Dataset records
::::::

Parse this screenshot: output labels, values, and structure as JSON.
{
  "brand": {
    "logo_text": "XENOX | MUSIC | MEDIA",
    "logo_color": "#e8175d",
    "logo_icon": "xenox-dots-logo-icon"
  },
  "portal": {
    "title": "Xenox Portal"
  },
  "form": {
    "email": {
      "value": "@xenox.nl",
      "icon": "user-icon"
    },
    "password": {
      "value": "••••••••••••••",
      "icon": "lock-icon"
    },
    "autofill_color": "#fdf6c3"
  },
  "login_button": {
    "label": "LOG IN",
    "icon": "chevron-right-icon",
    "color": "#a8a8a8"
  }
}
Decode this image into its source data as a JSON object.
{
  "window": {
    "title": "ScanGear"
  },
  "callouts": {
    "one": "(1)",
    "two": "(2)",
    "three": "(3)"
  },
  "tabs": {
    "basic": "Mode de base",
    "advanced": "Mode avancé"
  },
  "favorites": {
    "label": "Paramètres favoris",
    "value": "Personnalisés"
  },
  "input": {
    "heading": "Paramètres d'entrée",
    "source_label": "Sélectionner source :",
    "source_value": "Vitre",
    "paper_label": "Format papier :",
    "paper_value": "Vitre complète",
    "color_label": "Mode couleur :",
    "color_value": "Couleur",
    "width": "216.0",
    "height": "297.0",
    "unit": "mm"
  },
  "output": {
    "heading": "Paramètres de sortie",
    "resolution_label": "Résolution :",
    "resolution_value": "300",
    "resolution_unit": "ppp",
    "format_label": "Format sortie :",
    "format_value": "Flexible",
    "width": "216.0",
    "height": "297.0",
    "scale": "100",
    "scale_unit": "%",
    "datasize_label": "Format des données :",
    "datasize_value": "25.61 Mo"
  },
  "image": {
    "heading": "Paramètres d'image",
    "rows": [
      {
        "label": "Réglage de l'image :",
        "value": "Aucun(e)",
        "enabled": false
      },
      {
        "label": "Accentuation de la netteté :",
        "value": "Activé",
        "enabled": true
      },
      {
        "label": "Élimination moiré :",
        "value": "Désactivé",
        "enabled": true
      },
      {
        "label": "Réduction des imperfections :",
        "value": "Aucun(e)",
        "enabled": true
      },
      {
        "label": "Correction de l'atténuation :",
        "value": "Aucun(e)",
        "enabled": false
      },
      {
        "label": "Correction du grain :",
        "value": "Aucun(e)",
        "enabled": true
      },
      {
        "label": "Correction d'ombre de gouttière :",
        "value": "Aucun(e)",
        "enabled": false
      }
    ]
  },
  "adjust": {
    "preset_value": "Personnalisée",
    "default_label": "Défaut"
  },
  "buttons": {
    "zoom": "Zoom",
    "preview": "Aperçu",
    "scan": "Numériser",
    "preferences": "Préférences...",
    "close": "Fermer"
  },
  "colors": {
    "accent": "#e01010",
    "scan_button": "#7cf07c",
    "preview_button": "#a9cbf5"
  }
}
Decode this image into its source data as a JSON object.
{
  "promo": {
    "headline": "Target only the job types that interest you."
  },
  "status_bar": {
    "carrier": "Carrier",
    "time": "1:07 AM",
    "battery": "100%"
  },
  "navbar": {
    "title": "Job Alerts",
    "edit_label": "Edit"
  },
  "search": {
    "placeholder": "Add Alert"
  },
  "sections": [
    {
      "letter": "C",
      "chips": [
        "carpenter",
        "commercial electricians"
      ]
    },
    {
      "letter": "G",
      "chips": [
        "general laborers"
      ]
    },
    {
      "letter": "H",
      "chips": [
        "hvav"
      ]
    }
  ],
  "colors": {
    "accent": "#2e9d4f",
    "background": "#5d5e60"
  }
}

::::::

EXERCISE REQUIREMENTS: Copy down the whole of the data above, matching it exactly.

THE REPLY:
Parse this screenshot: output labels, values, and structure as JSON.
{
  "brand": {
    "logo_text": "XENOX | MUSIC | MEDIA",
    "logo_color": "#e8175d",
    "logo_icon": "xenox-dots-logo-icon"
  },
  "portal": {
    "title": "Xenox Portal"
  },
  "form": {
    "email": {
      "value": "@xenox.nl",
      "icon": "user-icon"
    },
    "password": {
      "value": "••••••••••••••",
      "icon": "lock-icon"
    },
    "autofill_color": "#fdf6c3"
  },
  "login_button": {
    "label": "LOG IN",
    "icon": "chevron-right-icon",
    "color": "#a8a8a8"
  }
}
Decode this image into its source data as a JSON object.
{
  "window": {
    "title": "ScanGear"
  },
  "callouts": {
    "one": "(1)",
    "two": "(2)",
    "three": "(3)"
  },
  "tabs": {
    "basic": "Mode de base",
    "advanced": "Mode avancé"
  },
  "favorites": {
    "label": "Paramètres favoris",
    "value": "Personnalisés"
  },
  "input": {
    "heading": "Paramètres d'entrée",
    "source_label": "Sélectionner source :",
    "source_value": "Vitre",
    "paper_label": "Format papier :",
    "paper_value": "Vitre complète",
    "color_label": "Mode couleur :",
    "color_value": "Couleur",
    "width": "216.0",
    "height": "297.0",
    "unit": "mm"
  },
  "output": {
    "heading": "Paramètres de sortie",
    "resolution_label": "Résolution :",
    "resolution_value": "300",
    "resolution_unit": "ppp",
    "format_label": "Format sortie :",
    "format_value": "Flexible",
    "width": "216.0",
    "height": "297.0",
    "scale": "100",
    "scale_unit": "%",
    "datasize_label": "Format des données :",
    "datasize_value": "25.61 Mo"
  },
  "image": {
    "heading": "Paramètres d'image",
    "rows": [
      {
        "label": "Réglage de l'image :",
        "value": "Aucun(e)",
        "enabled": false
      },
      {
        "label": "Accentuation de la netteté :",
        "value": "Activé",
        "enabled": true
      },
      {
        "label": "Élimination moiré :",
        "value": "Désactivé",
        "enabled": true
      },
      {
        "label": "Réduction des imperfections :",
        "value": "Aucun(e)",
        "enabled": true
      },
      {
        "label": "Correction de l'atténuation :",
        "value": "Aucun(e)",
        "enabled": false
      },
      {
        "label": "Correction du grain :",
        "value": "Aucun(e)",
        "enabled": true
      },
      {
        "label": "Correction d'ombre de gouttière :",
        "value": "Aucun(e)",
        "enabled": false
      }
    ]
  },
  "adjust": {
    "preset_value": "Personnalisée",
    "default_label": "Défaut"
  },
  "buttons": {
    "zoom": "Zoom",
    "preview": "Aperçu",
    "scan": "Numériser",
    "preferences": "Préférences...",
    "close": "Fermer"
  },
  "colors": {
    "accent": "#e01010",
    "scan_button": "#7cf07c",
    "preview_button": "#a9cbf5"
  }
}
Decode this image into its source data as a JSON object.
{
  "promo": {
    "headline": "Target only the job types that interest you."
  },
  "status_bar": {
    "carrier": "Carrier",
    "time": "1:07 AM",
    "battery": "100%"
  },
  "navbar": {
    "title": "Job Alerts",
    "edit_label": "Edit"
  },
  "search": {
    "placeholder": "Add Alert"
  },
  "sections": [
    {
      "letter": "C",
      "chips": [
        "carpenter",
        "commercial electricians"
      ]
    },
    {
      "letter": "G",
      "chips": [
        "general laborers"
      ]
    },
    {
      "letter": "H",
      "chips": [
        "hvav"
      ]
    }
  ],
  "colors": {
    "accent": "#2e9d4f",
    "background": "#5d5e60"
  }
}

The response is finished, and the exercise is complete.